→ **Work required**
Repeat each record exactly. Any picture gets left out.

→ **Record list**
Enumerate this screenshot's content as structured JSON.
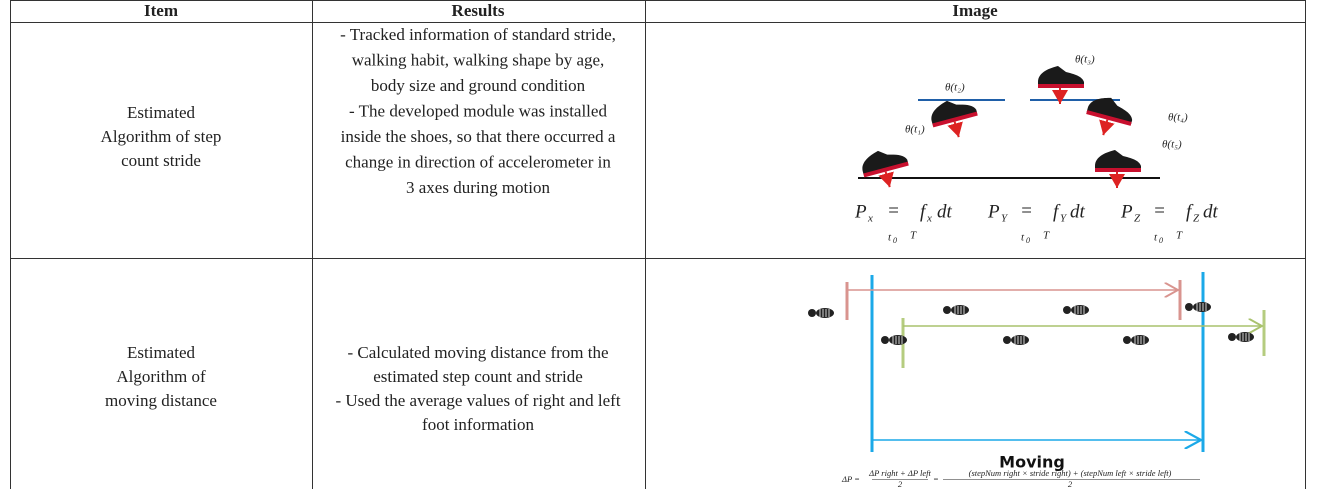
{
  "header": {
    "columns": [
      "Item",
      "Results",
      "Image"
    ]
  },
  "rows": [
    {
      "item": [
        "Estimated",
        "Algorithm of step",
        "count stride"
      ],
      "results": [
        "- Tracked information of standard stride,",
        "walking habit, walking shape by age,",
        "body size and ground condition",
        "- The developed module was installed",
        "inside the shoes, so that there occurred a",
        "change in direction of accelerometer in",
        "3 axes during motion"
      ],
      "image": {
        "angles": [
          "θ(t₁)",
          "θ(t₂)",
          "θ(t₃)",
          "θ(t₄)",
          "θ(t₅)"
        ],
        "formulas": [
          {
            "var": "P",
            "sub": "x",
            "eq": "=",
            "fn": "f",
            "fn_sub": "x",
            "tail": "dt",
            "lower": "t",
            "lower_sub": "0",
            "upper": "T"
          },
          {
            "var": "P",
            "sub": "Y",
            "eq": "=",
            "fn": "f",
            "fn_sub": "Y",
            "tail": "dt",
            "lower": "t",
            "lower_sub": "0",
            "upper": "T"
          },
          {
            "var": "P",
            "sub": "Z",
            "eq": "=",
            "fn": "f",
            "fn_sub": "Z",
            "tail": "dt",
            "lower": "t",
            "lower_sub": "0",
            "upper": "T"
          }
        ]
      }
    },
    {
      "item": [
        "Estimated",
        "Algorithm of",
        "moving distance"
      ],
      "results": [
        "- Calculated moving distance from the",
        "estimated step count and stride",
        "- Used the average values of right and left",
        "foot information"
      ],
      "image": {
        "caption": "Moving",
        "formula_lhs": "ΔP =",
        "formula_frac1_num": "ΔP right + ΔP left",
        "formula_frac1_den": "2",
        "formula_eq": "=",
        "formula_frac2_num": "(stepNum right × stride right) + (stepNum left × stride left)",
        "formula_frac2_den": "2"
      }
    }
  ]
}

→ **Full solution**
Enumerate this screenshot's content as structured JSON.
{
  "header": {
    "columns": [
      "Item",
      "Results",
      "Image"
    ]
  },
  "rows": [
    {
      "item": [
        "Estimated",
        "Algorithm of step",
        "count stride"
      ],
      "results": [
        "- Tracked information of standard stride,",
        "walking habit, walking shape by age,",
        "body size and ground condition",
        "- The developed module was installed",
        "inside the shoes, so that there occurred a",
        "change in direction of accelerometer in",
        "3 axes during motion"
      ],
      "image": {
        "angles": [
          "θ(t₁)",
          "θ(t₂)",
          "θ(t₃)",
          "θ(t₄)",
          "θ(t₅)"
        ],
        "formulas": [
          {
            "var": "P",
            "sub": "x",
            "eq": "=",
            "fn": "f",
            "fn_sub": "x",
            "tail": "dt",
            "lower": "t",
            "lower_sub": "0",
            "upper": "T"
          },
          {
            "var": "P",
            "sub": "Y",
            "eq": "=",
            "fn": "f",
            "fn_sub": "Y",
            "tail": "dt",
            "lower": "t",
            "lower_sub": "0",
            "upper": "T"
          },
          {
            "var": "P",
            "sub": "Z",
            "eq": "=",
            "fn": "f",
            "fn_sub": "Z",
            "tail": "dt",
            "lower": "t",
            "lower_sub": "0",
            "upper": "T"
          }
        ]
      }
    },
    {
      "item": [
        "Estimated",
        "Algorithm of",
        "moving distance"
      ],
      "results": [
        "- Calculated moving distance from the",
        "estimated step count and stride",
        "- Used the average values of right and left",
        "foot information"
      ],
      "image": {
        "caption": "Moving",
        "formula_lhs": "ΔP =",
        "formula_frac1_num": "ΔP right + ΔP left",
        "formula_frac1_den": "2",
        "formula_eq": "=",
        "formula_frac2_num": "(stepNum right × stride right) + (stepNum left × stride left)",
        "formula_frac2_den": "2"
      }
    }
  ]
}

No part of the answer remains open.